TEXTO FUENTE:
********

Gorillaz convierten el Primavera Sound en una gigantesca pista de baile

09.06.2026
La última jornada del Primavera Sound 2026 estuvo llena de nombres capaces de sacar buenos titulares. Mientras Olivia Rodrigo protagonizaba uno de los momentos más comentados del festival junto a Robert Smith y My Bloody Valentine levantaba sus habituales muros de ruido en otro punto del recinto, fue Gorillaz quien terminó firmando uno de los conciertos más grandes y celebrados de la noche. 

Con una explanada abarrotada frente al escenario principal, el proyecto liderado por Damon Albarn volvió a demostrar por qué sigue siendo una de las propuestas más singulares y transversales de la música contemporánea. Pocas bandas son capaces de moverse con tanta naturalidad entre el hip-hop, la electrónica, el pop alternativo, el funk y la música negra sin perder identidad propia. Y pocas consiguen transformar un festival entero en una fiesta colectiva como hicieron en Barcelona.

********

CONSIGNA: Enumera los géneros musicales que cita la crónica sobre Gorillaz en el Primavera Sound al hablar de los estilos entre los que se mueven con naturalidad pocas bandas.

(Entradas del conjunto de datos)
********

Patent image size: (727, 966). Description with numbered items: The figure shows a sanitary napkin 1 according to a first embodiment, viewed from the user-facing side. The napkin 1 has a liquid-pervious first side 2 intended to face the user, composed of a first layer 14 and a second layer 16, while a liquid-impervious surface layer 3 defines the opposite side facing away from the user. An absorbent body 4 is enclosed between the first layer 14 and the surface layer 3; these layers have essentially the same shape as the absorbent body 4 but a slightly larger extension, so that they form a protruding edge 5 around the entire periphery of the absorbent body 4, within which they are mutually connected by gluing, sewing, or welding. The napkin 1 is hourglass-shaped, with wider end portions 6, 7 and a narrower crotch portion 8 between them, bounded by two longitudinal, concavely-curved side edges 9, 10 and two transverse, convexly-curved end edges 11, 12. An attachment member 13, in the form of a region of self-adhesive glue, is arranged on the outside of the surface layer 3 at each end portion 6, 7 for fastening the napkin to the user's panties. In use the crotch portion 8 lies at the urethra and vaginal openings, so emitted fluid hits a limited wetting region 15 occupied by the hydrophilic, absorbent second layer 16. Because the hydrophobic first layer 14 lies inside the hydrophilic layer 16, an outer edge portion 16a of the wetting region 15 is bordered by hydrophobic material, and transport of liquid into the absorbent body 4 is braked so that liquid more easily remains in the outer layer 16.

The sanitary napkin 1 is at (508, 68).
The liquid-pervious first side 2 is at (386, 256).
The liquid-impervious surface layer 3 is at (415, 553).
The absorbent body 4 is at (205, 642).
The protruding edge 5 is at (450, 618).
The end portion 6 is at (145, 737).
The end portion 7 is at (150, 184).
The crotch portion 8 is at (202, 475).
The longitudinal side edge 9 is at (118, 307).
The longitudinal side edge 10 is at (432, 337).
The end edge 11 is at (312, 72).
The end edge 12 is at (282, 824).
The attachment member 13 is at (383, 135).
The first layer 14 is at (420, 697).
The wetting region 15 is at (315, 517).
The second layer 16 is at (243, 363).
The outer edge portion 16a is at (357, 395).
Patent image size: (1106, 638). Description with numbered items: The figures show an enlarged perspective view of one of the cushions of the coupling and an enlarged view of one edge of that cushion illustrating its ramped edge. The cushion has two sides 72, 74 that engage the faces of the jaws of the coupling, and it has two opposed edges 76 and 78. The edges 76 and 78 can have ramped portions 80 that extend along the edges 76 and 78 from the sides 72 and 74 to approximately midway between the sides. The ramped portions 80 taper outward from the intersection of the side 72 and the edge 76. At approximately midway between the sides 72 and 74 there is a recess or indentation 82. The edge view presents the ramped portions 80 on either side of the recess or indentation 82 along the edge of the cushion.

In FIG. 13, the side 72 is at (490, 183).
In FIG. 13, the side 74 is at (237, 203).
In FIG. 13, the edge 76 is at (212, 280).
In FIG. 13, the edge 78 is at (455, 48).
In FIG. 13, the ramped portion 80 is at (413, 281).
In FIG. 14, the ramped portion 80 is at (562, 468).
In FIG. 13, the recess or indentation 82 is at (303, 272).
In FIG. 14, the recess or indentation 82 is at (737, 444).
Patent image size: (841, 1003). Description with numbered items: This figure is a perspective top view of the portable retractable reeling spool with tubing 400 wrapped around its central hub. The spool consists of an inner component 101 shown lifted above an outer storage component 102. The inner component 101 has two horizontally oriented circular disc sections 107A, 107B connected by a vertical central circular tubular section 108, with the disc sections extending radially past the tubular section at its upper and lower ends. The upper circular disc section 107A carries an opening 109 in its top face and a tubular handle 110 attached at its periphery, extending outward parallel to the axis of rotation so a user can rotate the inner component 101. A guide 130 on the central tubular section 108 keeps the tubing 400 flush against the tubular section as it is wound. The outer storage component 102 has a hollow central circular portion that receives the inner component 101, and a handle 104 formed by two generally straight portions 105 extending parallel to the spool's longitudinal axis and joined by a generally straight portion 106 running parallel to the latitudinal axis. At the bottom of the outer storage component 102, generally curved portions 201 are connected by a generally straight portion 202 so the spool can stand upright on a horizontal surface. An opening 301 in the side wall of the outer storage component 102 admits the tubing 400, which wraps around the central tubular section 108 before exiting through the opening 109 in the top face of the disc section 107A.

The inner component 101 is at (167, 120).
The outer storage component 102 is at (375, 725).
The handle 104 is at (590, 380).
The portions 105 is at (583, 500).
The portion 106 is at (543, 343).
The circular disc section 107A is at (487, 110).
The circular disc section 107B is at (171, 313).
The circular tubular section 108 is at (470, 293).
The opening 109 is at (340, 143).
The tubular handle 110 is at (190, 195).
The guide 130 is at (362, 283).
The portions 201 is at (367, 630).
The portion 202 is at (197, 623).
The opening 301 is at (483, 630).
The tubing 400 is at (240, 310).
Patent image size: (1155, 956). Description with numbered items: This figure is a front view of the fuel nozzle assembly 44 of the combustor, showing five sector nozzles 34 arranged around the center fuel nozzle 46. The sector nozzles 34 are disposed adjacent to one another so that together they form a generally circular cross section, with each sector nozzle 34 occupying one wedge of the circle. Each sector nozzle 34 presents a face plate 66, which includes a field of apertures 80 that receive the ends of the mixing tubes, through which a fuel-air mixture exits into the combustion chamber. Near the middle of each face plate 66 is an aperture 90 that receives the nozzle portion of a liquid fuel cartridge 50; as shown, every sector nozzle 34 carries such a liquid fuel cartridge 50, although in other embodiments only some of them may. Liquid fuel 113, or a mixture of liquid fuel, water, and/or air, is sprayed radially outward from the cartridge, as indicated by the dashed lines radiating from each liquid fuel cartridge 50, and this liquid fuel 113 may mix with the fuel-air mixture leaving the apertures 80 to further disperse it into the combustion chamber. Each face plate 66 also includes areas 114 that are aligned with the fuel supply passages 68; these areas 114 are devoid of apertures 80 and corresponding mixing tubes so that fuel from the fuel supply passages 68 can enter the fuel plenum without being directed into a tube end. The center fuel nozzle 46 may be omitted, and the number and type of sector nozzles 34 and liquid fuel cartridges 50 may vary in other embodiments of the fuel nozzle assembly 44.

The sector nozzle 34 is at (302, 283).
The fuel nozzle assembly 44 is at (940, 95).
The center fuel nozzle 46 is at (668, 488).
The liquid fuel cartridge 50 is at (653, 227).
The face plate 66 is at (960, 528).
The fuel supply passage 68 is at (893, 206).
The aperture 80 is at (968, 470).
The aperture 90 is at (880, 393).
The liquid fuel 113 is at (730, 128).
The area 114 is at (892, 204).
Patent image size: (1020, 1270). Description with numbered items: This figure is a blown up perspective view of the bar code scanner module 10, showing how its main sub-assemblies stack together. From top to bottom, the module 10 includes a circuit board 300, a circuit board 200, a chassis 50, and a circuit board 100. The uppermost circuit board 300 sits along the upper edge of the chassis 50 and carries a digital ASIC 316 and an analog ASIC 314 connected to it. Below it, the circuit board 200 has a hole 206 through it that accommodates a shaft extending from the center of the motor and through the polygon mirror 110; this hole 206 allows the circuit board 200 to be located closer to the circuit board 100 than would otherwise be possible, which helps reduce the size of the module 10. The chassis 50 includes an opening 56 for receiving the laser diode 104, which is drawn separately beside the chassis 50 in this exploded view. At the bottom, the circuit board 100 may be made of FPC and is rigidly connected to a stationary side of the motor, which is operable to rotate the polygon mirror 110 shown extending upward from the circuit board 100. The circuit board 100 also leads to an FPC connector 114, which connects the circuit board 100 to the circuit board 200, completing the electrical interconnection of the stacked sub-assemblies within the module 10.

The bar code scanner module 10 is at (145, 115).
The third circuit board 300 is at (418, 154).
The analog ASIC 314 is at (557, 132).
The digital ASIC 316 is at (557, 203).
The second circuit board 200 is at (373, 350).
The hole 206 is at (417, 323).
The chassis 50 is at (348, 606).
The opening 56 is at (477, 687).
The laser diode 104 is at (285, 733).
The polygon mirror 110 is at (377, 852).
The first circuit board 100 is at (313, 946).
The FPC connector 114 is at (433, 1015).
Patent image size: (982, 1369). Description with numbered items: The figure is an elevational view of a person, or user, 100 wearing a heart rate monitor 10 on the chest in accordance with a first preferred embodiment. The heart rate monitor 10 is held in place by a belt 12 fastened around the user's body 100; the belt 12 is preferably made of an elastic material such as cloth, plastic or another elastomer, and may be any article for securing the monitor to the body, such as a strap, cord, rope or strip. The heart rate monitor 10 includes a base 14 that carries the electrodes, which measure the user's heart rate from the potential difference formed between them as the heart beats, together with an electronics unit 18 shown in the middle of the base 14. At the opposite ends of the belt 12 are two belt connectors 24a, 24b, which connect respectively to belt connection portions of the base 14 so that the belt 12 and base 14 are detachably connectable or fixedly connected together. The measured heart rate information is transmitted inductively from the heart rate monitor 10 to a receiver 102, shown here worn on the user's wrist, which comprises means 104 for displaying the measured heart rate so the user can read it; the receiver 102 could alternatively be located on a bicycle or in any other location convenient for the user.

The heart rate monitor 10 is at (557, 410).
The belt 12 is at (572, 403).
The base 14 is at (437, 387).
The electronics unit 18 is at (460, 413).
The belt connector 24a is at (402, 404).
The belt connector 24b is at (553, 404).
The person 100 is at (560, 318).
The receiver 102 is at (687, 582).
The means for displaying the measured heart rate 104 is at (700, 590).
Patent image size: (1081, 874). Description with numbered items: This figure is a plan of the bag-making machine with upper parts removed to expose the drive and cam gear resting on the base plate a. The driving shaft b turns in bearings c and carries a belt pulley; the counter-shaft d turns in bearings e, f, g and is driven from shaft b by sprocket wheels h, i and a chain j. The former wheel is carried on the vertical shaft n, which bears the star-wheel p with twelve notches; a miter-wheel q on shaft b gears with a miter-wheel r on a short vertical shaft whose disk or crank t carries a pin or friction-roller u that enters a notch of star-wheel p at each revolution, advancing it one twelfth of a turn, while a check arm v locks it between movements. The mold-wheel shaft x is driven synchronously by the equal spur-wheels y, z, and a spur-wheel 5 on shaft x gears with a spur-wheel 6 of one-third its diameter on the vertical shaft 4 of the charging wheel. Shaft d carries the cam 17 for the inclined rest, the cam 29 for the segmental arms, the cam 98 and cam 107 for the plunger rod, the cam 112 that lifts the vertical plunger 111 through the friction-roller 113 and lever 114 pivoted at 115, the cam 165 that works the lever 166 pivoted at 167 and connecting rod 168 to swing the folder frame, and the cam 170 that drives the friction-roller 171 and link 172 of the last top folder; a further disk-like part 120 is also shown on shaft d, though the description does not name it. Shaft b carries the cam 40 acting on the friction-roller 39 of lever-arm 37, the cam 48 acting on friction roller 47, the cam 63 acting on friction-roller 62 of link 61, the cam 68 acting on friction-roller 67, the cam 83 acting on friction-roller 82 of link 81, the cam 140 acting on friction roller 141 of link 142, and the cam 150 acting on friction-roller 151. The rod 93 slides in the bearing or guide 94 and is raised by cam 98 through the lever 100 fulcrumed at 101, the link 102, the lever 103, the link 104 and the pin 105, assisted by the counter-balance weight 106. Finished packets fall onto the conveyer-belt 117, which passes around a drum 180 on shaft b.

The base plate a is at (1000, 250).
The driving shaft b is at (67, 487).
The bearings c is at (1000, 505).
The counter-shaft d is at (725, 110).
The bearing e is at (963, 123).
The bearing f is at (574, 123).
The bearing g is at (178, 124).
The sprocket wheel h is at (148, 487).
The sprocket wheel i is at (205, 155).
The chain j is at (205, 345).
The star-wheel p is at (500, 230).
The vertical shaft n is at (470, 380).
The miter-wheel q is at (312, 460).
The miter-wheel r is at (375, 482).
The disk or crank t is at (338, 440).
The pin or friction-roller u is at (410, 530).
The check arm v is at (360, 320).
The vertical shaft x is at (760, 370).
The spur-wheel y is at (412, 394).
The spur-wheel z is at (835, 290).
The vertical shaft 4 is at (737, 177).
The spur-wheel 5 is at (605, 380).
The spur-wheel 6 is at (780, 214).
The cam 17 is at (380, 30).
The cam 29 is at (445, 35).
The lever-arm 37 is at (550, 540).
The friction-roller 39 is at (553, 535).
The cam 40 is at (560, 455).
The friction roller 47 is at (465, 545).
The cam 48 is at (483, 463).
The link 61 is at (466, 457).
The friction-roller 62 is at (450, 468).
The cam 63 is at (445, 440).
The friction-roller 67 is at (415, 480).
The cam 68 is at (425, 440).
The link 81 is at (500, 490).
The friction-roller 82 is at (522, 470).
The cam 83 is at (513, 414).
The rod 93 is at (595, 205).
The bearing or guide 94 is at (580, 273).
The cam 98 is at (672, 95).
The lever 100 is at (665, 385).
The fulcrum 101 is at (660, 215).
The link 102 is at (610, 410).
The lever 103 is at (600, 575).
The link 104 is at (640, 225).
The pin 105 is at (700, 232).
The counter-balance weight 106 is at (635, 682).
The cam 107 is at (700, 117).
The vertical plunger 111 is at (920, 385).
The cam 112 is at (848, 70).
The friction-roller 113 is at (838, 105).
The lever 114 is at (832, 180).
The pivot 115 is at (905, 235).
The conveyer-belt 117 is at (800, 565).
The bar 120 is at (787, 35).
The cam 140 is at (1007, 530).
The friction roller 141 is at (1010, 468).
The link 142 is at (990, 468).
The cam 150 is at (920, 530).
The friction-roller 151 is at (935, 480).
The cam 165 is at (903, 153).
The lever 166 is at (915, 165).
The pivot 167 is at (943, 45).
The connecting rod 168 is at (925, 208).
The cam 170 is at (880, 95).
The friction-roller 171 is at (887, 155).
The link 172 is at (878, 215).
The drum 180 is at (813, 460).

********

RESPUESTA ESCRITA: Hip-hop, electrónica, pop alternativo, funk y música negra.